Transcribe everything in the data word for word. Pictures are left out.

————————

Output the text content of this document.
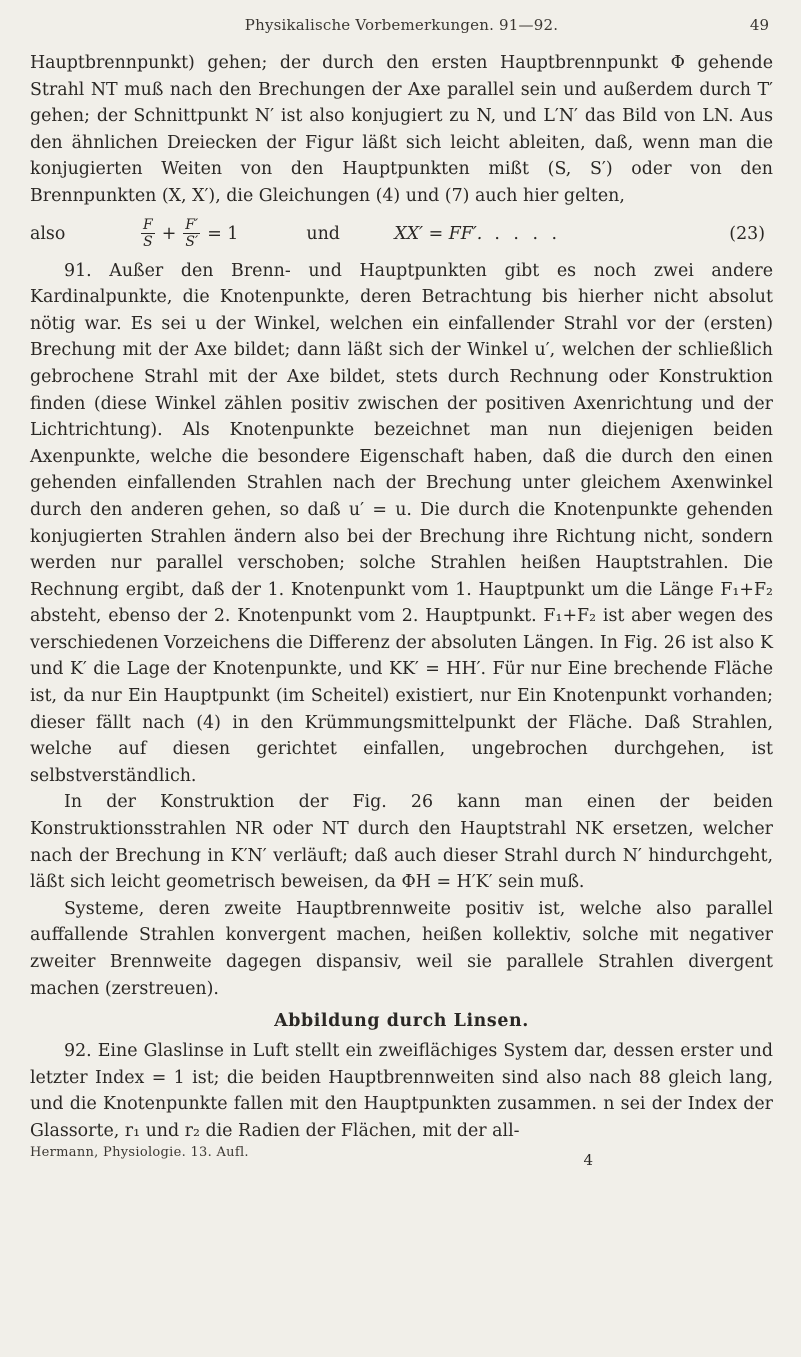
Physikalische Vorbemerkungen. 91—92.	49

Hauptbrennpunkt) gehen; der durch den ersten Hauptbrennpunkt Φ gehende Strahl NT muß nach den Brechungen der Axe parallel sein und außerdem durch T′ gehen; der Schnittpunkt N′ ist also konjugiert zu N, und L′N′ das Bild von LN. Aus den ähnlichen Dreiecken der Figur läßt sich leicht ableiten, daß, wenn man die konjugierten Weiten von den Hauptpunkten mißt (S, S′) oder von den Brennpunkten (X, X′), die Gleichungen (4) und (7) auch hier gelten,

also	$\frac{F}{S} + \frac{F'}{S'} = 1$	und	XX′ = FF′. . . . .	(23)

91. Außer den Brenn- und Hauptpunkten gibt es noch zwei andere Kardinalpunkte, die Knotenpunkte, deren Betrachtung bis hierher nicht absolut nötig war. Es sei u der Winkel, welchen ein einfallender Strahl vor der (ersten) Brechung mit der Axe bildet; dann läßt sich der Winkel u′, welchen der schließlich gebrochene Strahl mit der Axe bildet, stets durch Rechnung oder Konstruktion finden (diese Winkel zählen positiv zwischen der positiven Axenrichtung und der Lichtrichtung). Als Knotenpunkte bezeichnet man nun diejenigen beiden Axenpunkte, welche die besondere Eigenschaft haben, daß die durch den einen gehenden einfallenden Strahlen nach der Brechung unter gleichem Axenwinkel durch den anderen gehen, so daß u′ = u. Die durch die Knotenpunkte gehenden konjugierten Strahlen ändern also bei der Brechung ihre Richtung nicht, sondern werden nur parallel verschoben; solche Strahlen heißen Hauptstrahlen. Die Rechnung ergibt, daß der 1. Knotenpunkt vom 1. Hauptpunkt um die Länge F₁+F₂ absteht, ebenso der 2. Knotenpunkt vom 2. Hauptpunkt. F₁+F₂ ist aber wegen des verschiedenen Vorzeichens die Differenz der absoluten Längen. In Fig. 26 ist also K und K′ die Lage der Knotenpunkte, und KK′ = HH′. Für nur Eine brechende Fläche ist, da nur Ein Hauptpunkt (im Scheitel) existiert, nur Ein Knotenpunkt vorhanden; dieser fällt nach (4) in den Krümmungsmittelpunkt der Fläche. Daß Strahlen, welche auf diesen gerichtet einfallen, ungebrochen durchgehen, ist selbstverständlich.

In der Konstruktion der Fig. 26 kann man einen der beiden Konstruktionsstrahlen NR oder NT durch den Hauptstrahl NK ersetzen, welcher nach der Brechung in K′N′ verläuft; daß auch dieser Strahl durch N′ hindurchgeht, läßt sich leicht geometrisch beweisen, da ΦH = H′K′ sein muß.

Systeme, deren zweite Hauptbrennweite positiv ist, welche also parallel auffallende Strahlen konvergent machen, heißen kollektiv, solche mit negativer zweiter Brennweite dagegen dispansiv, weil sie parallele Strahlen divergent machen (zerstreuen).

Abbildung durch Linsen.

92. Eine Glaslinse in Luft stellt ein zweiflächiges System dar, dessen erster und letzter Index = 1 ist; die beiden Hauptbrennweiten sind also nach 88 gleich lang, und die Knotenpunkte fallen mit den Hauptpunkten zusammen. n sei der Index der Glassorte, r₁ und r₂ die Radien der Flächen, mit der all-

Hermann, Physiologie. 13. Aufl.	4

————————

**WRITTEN SOLUTION:**
Output the text content of this document.
Physikalische Vorbemerkungen. 91—92.	49

Hauptbrennpunkt) gehen; der durch den ersten Hauptbrennpunkt Φ gehende Strahl NT muß nach den Brechungen der Axe parallel sein und außerdem durch T′ gehen; der Schnittpunkt N′ ist also konjugiert zu N, und L′N′ das Bild von LN. Aus den ähnlichen Dreiecken der Figur läßt sich leicht ableiten, daß, wenn man die konjugierten Weiten von den Hauptpunkten mißt (S, S′) oder von den Brennpunkten (X, X′), die Gleichungen (4) und (7) auch hier gelten,

also	$\frac{F}{S} + \frac{F'}{S'} = 1$	und	XX′ = FF′. . . . .	(23)

91. Außer den Brenn- und Hauptpunkten gibt es noch zwei andere Kardinalpunkte, die Knotenpunkte, deren Betrachtung bis hierher nicht absolut nötig war. Es sei u der Winkel, welchen ein einfallender Strahl vor der (ersten) Brechung mit der Axe bildet; dann läßt sich der Winkel u′, welchen der schließlich gebrochene Strahl mit der Axe bildet, stets durch Rechnung oder Konstruktion finden (diese Winkel zählen positiv zwischen der positiven Axenrichtung und der Lichtrichtung). Als Knotenpunkte bezeichnet man nun diejenigen beiden Axenpunkte, welche die besondere Eigenschaft haben, daß die durch den einen gehenden einfallenden Strahlen nach der Brechung unter gleichem Axenwinkel durch den anderen gehen, so daß u′ = u. Die durch die Knotenpunkte gehenden konjugierten Strahlen ändern also bei der Brechung ihre Richtung nicht, sondern werden nur parallel verschoben; solche Strahlen heißen Hauptstrahlen. Die Rechnung ergibt, daß der 1. Knotenpunkt vom 1. Hauptpunkt um die Länge F₁+F₂ absteht, ebenso der 2. Knotenpunkt vom 2. Hauptpunkt. F₁+F₂ ist aber wegen des verschiedenen Vorzeichens die Differenz der absoluten Längen. In Fig. 26 ist also K und K′ die Lage der Knotenpunkte, und KK′ = HH′. Für nur Eine brechende Fläche ist, da nur Ein Hauptpunkt (im Scheitel) existiert, nur Ein Knotenpunkt vorhanden; dieser fällt nach (4) in den Krümmungsmittelpunkt der Fläche. Daß Strahlen, welche auf diesen gerichtet einfallen, ungebrochen durchgehen, ist selbstverständlich.

In der Konstruktion der Fig. 26 kann man einen der beiden Konstruktionsstrahlen NR oder NT durch den Hauptstrahl NK ersetzen, welcher nach der Brechung in K′N′ verläuft; daß auch dieser Strahl durch N′ hindurchgeht, läßt sich leicht geometrisch beweisen, da ΦH = H′K′ sein muß.

Systeme, deren zweite Hauptbrennweite positiv ist, welche also parallel auffallende Strahlen konvergent machen, heißen kollektiv, solche mit negativer zweiter Brennweite dagegen dispansiv, weil sie parallele Strahlen divergent machen (zerstreuen).

Abbildung durch Linsen.

92. Eine Glaslinse in Luft stellt ein zweiflächiges System dar, dessen erster und letzter Index = 1 ist; die beiden Hauptbrennweiten sind also nach 88 gleich lang, und die Knotenpunkte fallen mit den Hauptpunkten zusammen. n sei der Index der Glassorte, r₁ und r₂ die Radien der Flächen, mit der all-

Hermann, Physiologie. 13. Aufl.	4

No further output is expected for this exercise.